■ Given task ■
Write the material out again exactly as it stands.

▼▼▼

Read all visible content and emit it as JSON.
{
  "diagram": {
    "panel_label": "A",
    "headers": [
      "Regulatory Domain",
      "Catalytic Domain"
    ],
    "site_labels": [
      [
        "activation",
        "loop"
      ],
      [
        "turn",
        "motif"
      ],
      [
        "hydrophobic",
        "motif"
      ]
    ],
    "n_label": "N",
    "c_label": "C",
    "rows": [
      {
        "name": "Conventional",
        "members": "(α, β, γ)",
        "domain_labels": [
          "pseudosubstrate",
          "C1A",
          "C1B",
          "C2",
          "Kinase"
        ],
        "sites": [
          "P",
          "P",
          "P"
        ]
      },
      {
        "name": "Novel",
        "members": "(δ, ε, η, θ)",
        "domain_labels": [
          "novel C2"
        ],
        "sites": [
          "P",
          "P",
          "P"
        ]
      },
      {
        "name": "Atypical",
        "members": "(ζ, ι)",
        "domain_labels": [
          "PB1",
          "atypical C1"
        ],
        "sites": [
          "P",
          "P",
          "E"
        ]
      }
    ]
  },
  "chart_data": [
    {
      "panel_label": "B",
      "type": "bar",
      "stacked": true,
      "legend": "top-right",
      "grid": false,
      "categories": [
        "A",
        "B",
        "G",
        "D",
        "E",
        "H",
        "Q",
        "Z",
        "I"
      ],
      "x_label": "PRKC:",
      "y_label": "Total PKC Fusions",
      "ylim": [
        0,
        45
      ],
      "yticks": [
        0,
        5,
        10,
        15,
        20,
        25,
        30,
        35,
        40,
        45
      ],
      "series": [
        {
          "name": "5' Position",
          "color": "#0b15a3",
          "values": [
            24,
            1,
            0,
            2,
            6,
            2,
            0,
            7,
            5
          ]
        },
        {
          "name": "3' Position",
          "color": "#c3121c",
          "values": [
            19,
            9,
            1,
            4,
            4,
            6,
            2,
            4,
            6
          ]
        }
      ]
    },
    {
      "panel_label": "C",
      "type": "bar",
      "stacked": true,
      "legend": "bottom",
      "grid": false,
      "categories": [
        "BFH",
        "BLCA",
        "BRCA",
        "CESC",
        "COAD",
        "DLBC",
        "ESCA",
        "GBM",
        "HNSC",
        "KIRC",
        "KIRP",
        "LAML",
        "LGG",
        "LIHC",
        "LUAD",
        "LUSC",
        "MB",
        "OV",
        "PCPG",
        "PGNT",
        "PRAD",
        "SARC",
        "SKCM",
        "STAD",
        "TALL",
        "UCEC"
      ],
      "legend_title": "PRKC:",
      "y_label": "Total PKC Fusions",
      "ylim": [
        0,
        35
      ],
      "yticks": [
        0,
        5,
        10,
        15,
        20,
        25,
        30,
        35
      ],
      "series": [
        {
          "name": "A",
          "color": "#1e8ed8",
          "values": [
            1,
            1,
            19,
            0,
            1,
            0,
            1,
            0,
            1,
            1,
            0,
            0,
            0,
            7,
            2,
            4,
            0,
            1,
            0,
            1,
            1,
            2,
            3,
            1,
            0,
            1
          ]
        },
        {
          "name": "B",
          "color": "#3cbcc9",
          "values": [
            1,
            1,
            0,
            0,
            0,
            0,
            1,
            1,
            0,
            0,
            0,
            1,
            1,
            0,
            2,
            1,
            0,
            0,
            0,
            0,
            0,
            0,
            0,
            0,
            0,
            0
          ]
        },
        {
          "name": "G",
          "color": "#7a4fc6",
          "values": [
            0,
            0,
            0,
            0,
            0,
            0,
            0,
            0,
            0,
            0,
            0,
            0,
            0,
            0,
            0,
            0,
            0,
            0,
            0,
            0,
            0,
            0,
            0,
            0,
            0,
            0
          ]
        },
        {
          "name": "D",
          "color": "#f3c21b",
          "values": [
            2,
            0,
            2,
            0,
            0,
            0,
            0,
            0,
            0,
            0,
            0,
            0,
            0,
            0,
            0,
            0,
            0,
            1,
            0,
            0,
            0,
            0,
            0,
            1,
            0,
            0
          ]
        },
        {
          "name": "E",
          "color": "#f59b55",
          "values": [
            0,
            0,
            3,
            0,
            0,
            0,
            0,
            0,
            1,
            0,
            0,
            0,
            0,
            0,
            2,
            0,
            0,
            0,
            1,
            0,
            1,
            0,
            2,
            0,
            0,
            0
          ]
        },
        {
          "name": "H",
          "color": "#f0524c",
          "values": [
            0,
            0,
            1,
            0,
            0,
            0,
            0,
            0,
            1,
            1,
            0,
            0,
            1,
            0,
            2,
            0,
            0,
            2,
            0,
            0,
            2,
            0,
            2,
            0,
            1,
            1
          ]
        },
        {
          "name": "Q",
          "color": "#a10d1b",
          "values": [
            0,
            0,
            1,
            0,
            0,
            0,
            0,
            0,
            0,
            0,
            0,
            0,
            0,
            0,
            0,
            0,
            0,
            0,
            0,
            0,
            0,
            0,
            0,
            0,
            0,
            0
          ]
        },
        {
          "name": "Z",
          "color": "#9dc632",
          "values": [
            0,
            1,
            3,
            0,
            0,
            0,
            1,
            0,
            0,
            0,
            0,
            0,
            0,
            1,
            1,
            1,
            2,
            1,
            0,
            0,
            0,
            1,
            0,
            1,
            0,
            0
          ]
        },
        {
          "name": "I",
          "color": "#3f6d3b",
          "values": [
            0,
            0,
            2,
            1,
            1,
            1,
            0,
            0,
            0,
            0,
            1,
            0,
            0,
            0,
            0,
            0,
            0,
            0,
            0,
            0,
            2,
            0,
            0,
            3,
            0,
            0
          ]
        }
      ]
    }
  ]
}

▲▲▲

■ Response below ■
Read all visible content and emit it as JSON.
{
  "diagram": {
    "panel_label": "A",
    "headers": [
      "Regulatory Domain",
      "Catalytic Domain"
    ],
    "site_labels": [
      [
        "activation",
        "loop"
      ],
      [
        "turn",
        "motif"
      ],
      [
        "hydrophobic",
        "motif"
      ]
    ],
    "n_label": "N",
    "c_label": "C",
    "rows": [
      {
        "name": "Conventional",
        "members": "(α, β, γ)",
        "domain_labels": [
          "pseudosubstrate",
          "C1A",
          "C1B",
          "C2",
          "Kinase"
        ],
        "sites": [
          "P",
          "P",
          "P"
        ]
      },
      {
        "name": "Novel",
        "members": "(δ, ε, η, θ)",
        "domain_labels": [
          "novel C2"
        ],
        "sites": [
          "P",
          "P",
          "P"
        ]
      },
      {
        "name": "Atypical",
        "members": "(ζ, ι)",
        "domain_labels": [
          "PB1",
          "atypical C1"
        ],
        "sites": [
          "P",
          "P",
          "E"
        ]
      }
    ]
  },
  "chart_data": [
    {
      "panel_label": "B",
      "type": "bar",
      "stacked": true,
      "legend": "top-right",
      "grid": false,
      "categories": [
        "A",
        "B",
        "G",
        "D",
        "E",
        "H",
        "Q",
        "Z",
        "I"
      ],
      "x_label": "PRKC:",
      "y_label": "Total PKC Fusions",
      "ylim": [
        0,
        45
      ],
      "yticks": [
        0,
        5,
        10,
        15,
        20,
        25,
        30,
        35,
        40,
        45
      ],
      "series": [
        {
          "name": "5' Position",
          "color": "#0b15a3",
          "values": [
            24,
            1,
            0,
            2,
            6,
            2,
            0,
            7,
            5
          ]
        },
        {
          "name": "3' Position",
          "color": "#c3121c",
          "values": [
            19,
            9,
            1,
            4,
            4,
            6,
            2,
            4,
            6
          ]
        }
      ]
    },
    {
      "panel_label": "C",
      "type": "bar",
      "stacked": true,
      "legend": "bottom",
      "grid": false,
      "categories": [
        "BFH",
        "BLCA",
        "BRCA",
        "CESC",
        "COAD",
        "DLBC",
        "ESCA",
        "GBM",
        "HNSC",
        "KIRC",
        "KIRP",
        "LAML",
        "LGG",
        "LIHC",
        "LUAD",
        "LUSC",
        "MB",
        "OV",
        "PCPG",
        "PGNT",
        "PRAD",
        "SARC",
        "SKCM",
        "STAD",
        "TALL",
        "UCEC"
      ],
      "legend_title": "PRKC:",
      "y_label": "Total PKC Fusions",
      "ylim": [
        0,
        35
      ],
      "yticks": [
        0,
        5,
        10,
        15,
        20,
        25,
        30,
        35
      ],
      "series": [
        {
          "name": "A",
          "color": "#1e8ed8",
          "values": [
            1,
            1,
            19,
            0,
            1,
            0,
            1,
            0,
            1,
            1,
            0,
            0,
            0,
            7,
            2,
            4,
            0,
            1,
            0,
            1,
            1,
            2,
            3,
            1,
            0,
            1
          ]
        },
        {
          "name": "B",
          "color": "#3cbcc9",
          "values": [
            1,
            1,
            0,
            0,
            0,
            0,
            1,
            1,
            0,
            0,
            0,
            1,
            1,
            0,
            2,
            1,
            0,
            0,
            0,
            0,
            0,
            0,
            0,
            0,
            0,
            0
          ]
        },
        {
          "name": "G",
          "color": "#7a4fc6",
          "values": [
            0,
            0,
            0,
            0,
            0,
            0,
            0,
            0,
            0,
            0,
            0,
            0,
            0,
            0,
            0,
            0,
            0,
            0,
            0,
            0,
            0,
            0,
            0,
            0,
            0,
            0
          ]
        },
        {
          "name": "D",
          "color": "#f3c21b",
          "values": [
            2,
            0,
            2,
            0,
            0,
            0,
            0,
            0,
            0,
            0,
            0,
            0,
            0,
            0,
            0,
            0,
            0,
            1,
            0,
            0,
            0,
            0,
            0,
            1,
            0,
            0
          ]
        },
        {
          "name": "E",
          "color": "#f59b55",
          "values": [
            0,
            0,
            3,
            0,
            0,
            0,
            0,
            0,
            1,
            0,
            0,
            0,
            0,
            0,
            2,
            0,
            0,
            0,
            1,
            0,
            1,
            0,
            2,
            0,
            0,
            0
          ]
        },
        {
          "name": "H",
          "color": "#f0524c",
          "values": [
            0,
            0,
            1,
            0,
            0,
            0,
            0,
            0,
            1,
            1,
            0,
            0,
            1,
            0,
            2,
            0,
            0,
            2,
            0,
            0,
            2,
            0,
            2,
            0,
            1,
            1
          ]
        },
        {
          "name": "Q",
          "color": "#a10d1b",
          "values": [
            0,
            0,
            1,
            0,
            0,
            0,
            0,
            0,
            0,
            0,
            0,
            0,
            0,
            0,
            0,
            0,
            0,
            0,
            0,
            0,
            0,
            0,
            0,
            0,
            0,
            0
          ]
        },
        {
          "name": "Z",
          "color": "#9dc632",
          "values": [
            0,
            1,
            3,
            0,
            0,
            0,
            1,
            0,
            0,
            0,
            0,
            0,
            0,
            1,
            1,
            1,
            2,
            1,
            0,
            0,
            0,
            1,
            0,
            1,
            0,
            0
          ]
        },
        {
          "name": "I",
          "color": "#3f6d3b",
          "values": [
            0,
            0,
            2,
            1,
            1,
            1,
            0,
            0,
            0,
            0,
            1,
            0,
            0,
            0,
            0,
            0,
            0,
            0,
            0,
            0,
            2,
            0,
            0,
            3,
            0,
            0
          ]
        }
      ]
    }
  ]
}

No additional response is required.